* **Set problem**: Output the full listing below exactly, without the pictures.

####

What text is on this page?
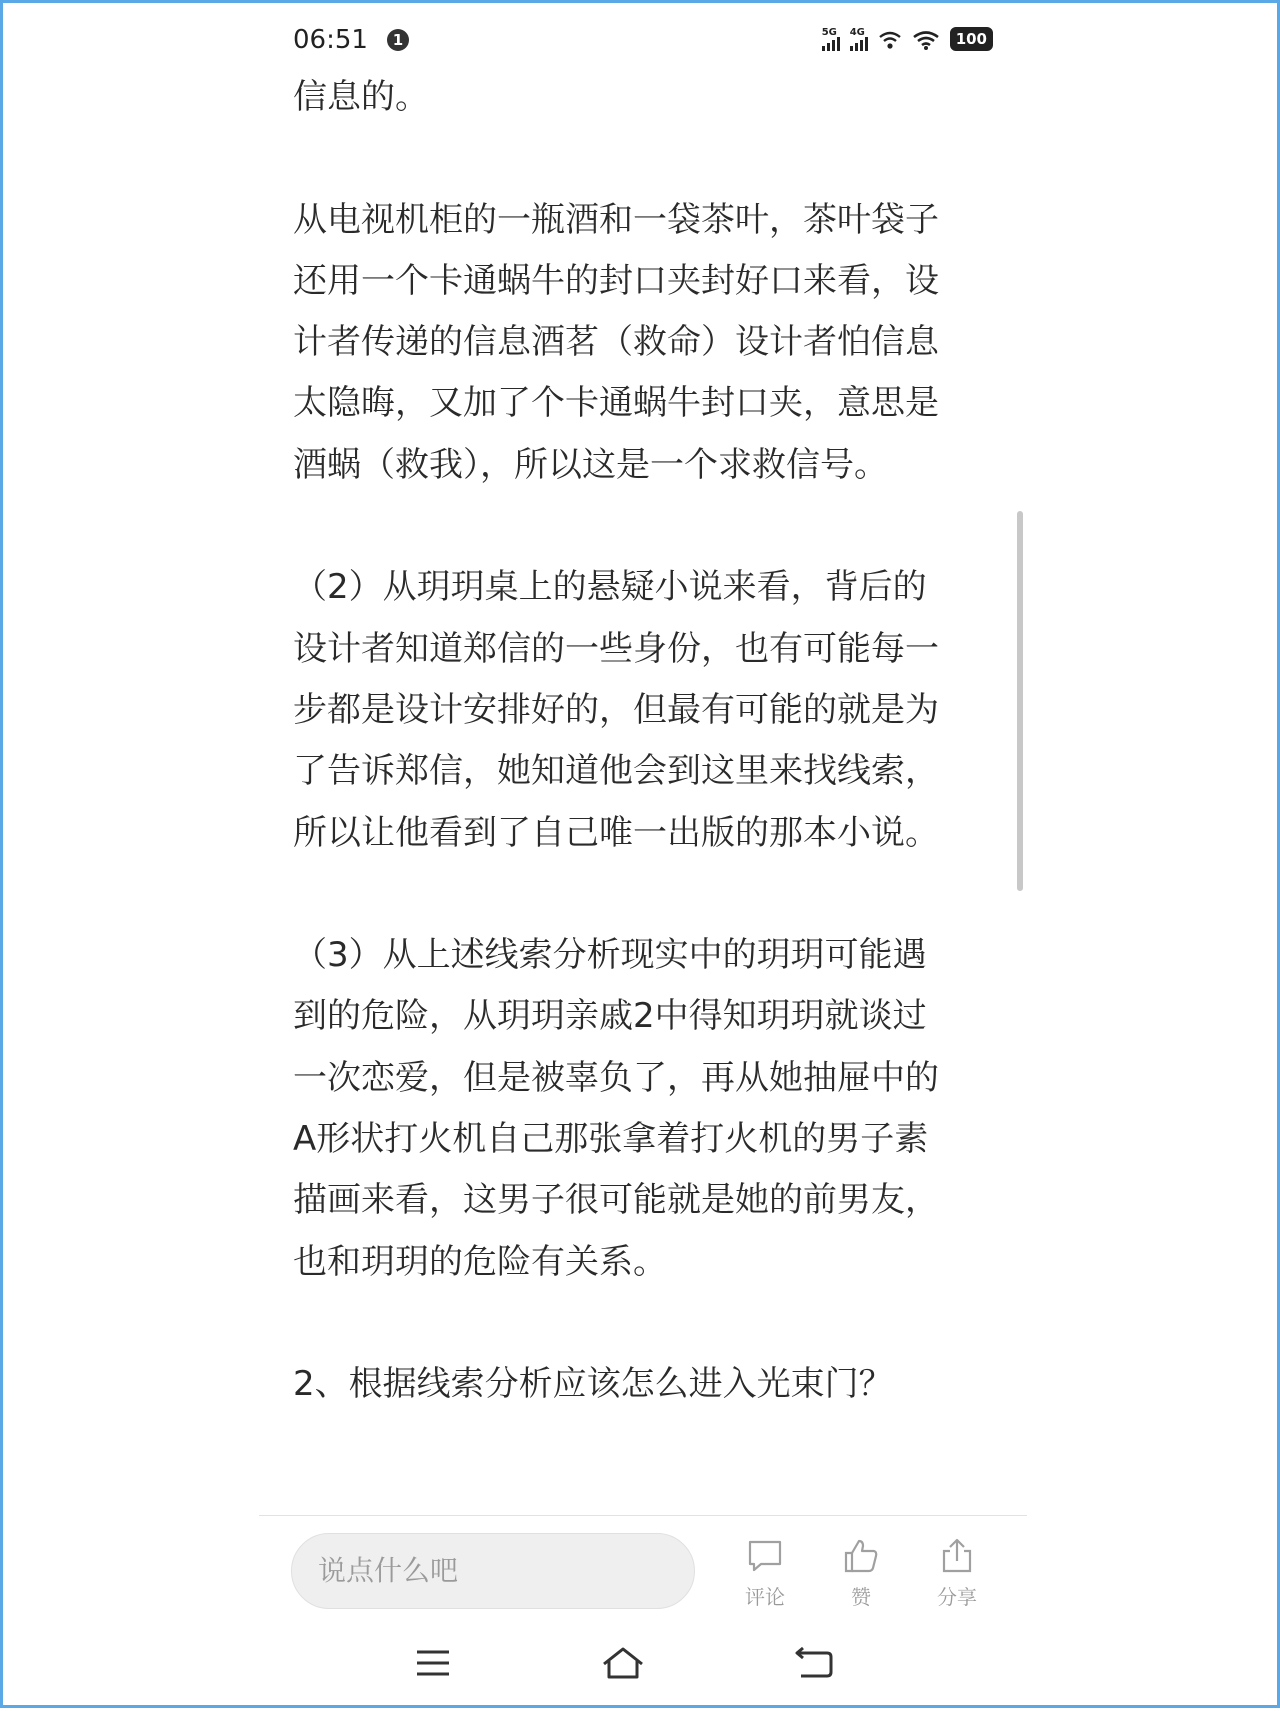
06:51	1	5G 4G	100

信息的。

从电视机柜的一瓶酒和一袋茶叶，茶叶袋子还用一个卡通蜗牛的封口夹封好口来看，设计者传递的信息酒茗（救命）设计者怕信息太隐晦，又加了个卡通蜗牛封口夹，意思是酒蜗（救我），所以这是一个求救信号。

（2）从玥玥桌上的悬疑小说来看，背后的设计者知道郑信的一些身份，也有可能每一步都是设计安排好的，但最有可能的就是为了告诉郑信，她知道他会到这里来找线索，所以让他看到了自己唯一出版的那本小说。

（3）从上述线索分析现实中的玥玥可能遇到的危险，从玥玥亲戚2中得知玥玥就谈过一次恋爱，但是被辜负了，再从她抽屉中的A形状打火机自己那张拿着打火机的男子素描画来看，这男子很可能就是她的前男友，也和玥玥的危险有关系。

2、根据线索分析应该怎么进入光束门？

说点什么吧
评论	赞	分享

####

* **Correct answer**:
What text is on this page?
06:51	1	5G 4G	100

信息的。

从电视机柜的一瓶酒和一袋茶叶，茶叶袋子还用一个卡通蜗牛的封口夹封好口来看，设计者传递的信息酒茗（救命）设计者怕信息太隐晦，又加了个卡通蜗牛封口夹，意思是酒蜗（救我），所以这是一个求救信号。

（2）从玥玥桌上的悬疑小说来看，背后的设计者知道郑信的一些身份，也有可能每一步都是设计安排好的，但最有可能的就是为了告诉郑信，她知道他会到这里来找线索，所以让他看到了自己唯一出版的那本小说。

（3）从上述线索分析现实中的玥玥可能遇到的危险，从玥玥亲戚2中得知玥玥就谈过一次恋爱，但是被辜负了，再从她抽屉中的A形状打火机自己那张拿着打火机的男子素描画来看，这男子很可能就是她的前男友，也和玥玥的危险有关系。

2、根据线索分析应该怎么进入光束门？

说点什么吧
评论	赞	分享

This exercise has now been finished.